##### Exercise material #####
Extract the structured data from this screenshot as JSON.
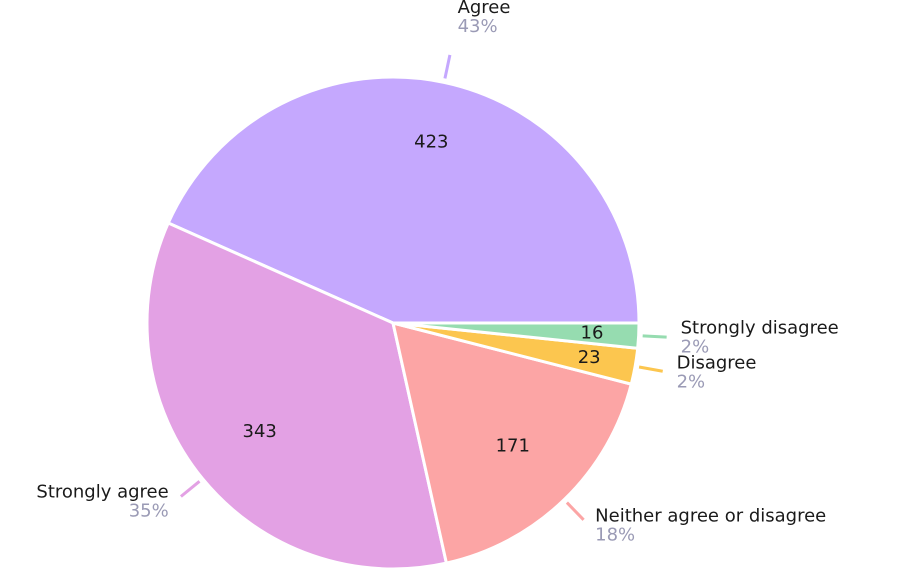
{
  "chart_data": {
    "type": "pie",
    "categories": [
      "Agree",
      "Strongly agree",
      "Neither agree or disagree",
      "Disagree",
      "Strongly disagree"
    ],
    "values": [
      423,
      343,
      171,
      23,
      16
    ],
    "percent_labels": [
      "43%",
      "35%",
      "18%",
      "2%",
      "2%"
    ],
    "colors": [
      "#c5a8fe",
      "#e3a1e4",
      "#fca5a5",
      "#fcc64f",
      "#96dcb0"
    ],
    "start": "right",
    "direction": "counterclockwise"
  }
}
#####
Without including any pictures, output all the entries above exactly.

Extract the structured data from this screenshot as JSON.
{
  "chart_data": {
    "type": "pie",
    "categories": [
      "Agree",
      "Strongly agree",
      "Neither agree or disagree",
      "Disagree",
      "Strongly disagree"
    ],
    "values": [
      423,
      343,
      171,
      23,
      16
    ],
    "percent_labels": [
      "43%",
      "35%",
      "18%",
      "2%",
      "2%"
    ],
    "colors": [
      "#c5a8fe",
      "#e3a1e4",
      "#fca5a5",
      "#fcc64f",
      "#96dcb0"
    ],
    "start": "right",
    "direction": "counterclockwise"
  }
}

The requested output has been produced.